**Fragmento del texto**
No esperaba tener que acabar el mes con otra entrada más, y menos aún para dar una mala noticia, pero así va a ser: confeccionaba en el homenaje a Kirk Douglas hace unas semanas una lista de actores clásicos de Hollywood que aún seguían vivos, y en el breve lapso transcurrido desde entonces hemos perdido a dos de los incluidos: Kevin McCarthy y, ahora, Tony Curtis, que nos dejó ayer mismo.

[Datos de segmentación de página]
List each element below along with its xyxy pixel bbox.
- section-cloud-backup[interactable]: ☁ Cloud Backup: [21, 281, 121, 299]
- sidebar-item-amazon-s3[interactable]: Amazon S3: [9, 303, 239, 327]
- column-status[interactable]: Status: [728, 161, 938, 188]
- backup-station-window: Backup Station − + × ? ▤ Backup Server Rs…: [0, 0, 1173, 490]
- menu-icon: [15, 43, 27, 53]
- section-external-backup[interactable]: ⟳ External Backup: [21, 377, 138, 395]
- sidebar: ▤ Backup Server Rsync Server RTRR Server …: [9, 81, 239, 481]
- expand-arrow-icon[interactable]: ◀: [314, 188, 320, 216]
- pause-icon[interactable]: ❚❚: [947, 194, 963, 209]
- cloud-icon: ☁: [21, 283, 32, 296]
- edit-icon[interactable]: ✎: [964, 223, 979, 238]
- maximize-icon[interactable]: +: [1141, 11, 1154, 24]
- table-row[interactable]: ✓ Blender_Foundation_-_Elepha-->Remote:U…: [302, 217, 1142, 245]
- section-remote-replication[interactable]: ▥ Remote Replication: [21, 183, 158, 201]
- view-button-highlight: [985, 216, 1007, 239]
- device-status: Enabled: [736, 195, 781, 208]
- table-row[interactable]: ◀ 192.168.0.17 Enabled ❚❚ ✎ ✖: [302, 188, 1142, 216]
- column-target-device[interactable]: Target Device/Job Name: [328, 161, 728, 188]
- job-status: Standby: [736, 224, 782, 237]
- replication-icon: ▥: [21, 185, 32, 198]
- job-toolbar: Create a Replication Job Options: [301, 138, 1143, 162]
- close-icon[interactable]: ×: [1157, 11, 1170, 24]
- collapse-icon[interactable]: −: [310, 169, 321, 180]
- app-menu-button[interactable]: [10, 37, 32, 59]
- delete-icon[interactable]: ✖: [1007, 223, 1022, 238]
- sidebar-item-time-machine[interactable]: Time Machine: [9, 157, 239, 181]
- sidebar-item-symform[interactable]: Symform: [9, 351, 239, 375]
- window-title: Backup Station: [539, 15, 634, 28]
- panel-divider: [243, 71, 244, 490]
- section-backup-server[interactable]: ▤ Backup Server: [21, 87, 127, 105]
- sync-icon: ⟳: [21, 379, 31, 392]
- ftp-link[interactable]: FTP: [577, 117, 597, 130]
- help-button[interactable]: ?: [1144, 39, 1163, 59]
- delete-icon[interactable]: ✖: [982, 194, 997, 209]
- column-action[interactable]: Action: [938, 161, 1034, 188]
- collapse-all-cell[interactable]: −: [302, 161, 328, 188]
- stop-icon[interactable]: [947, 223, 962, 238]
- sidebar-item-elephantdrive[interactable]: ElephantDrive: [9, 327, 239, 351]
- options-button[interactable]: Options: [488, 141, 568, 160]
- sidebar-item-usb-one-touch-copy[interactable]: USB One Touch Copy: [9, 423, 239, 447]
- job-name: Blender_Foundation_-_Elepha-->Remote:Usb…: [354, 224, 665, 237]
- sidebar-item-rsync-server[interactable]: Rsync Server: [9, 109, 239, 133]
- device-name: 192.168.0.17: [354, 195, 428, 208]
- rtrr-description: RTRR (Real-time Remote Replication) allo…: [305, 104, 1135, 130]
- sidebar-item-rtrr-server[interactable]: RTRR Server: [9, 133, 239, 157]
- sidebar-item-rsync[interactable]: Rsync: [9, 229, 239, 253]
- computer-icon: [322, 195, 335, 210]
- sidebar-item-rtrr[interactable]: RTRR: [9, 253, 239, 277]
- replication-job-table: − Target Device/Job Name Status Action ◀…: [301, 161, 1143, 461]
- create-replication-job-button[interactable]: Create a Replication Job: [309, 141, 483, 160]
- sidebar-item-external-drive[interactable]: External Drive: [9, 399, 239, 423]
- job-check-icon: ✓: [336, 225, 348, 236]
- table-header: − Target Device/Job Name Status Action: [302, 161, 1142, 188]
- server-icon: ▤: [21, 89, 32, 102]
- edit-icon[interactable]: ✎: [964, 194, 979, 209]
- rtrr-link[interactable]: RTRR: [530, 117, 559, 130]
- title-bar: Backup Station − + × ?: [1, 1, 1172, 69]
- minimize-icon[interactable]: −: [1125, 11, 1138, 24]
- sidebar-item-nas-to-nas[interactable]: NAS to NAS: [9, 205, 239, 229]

**Qué hacer**
Repite literalmente la parte del fragmento que empieza en "No esperaba tener" y termina en "dejó ayer mismo.". Las entradas no guardan relación con el fragmento.

**Ejercicio resuelto**
No esperaba tener que acabar el mes con otra entrada más, y menos aún para dar una mala noticia, pero así va a ser: confeccionaba en el homenaje a Kirk Douglas hace unas semanas una lista de actores clásicos de Hollywood que aún seguían vivos, y en el breve lapso transcurrido desde entonces hemos perdido a dos de los incluidos: Kevin McCarthy y, ahora, Tony Curtis, que nos dejó ayer mismo.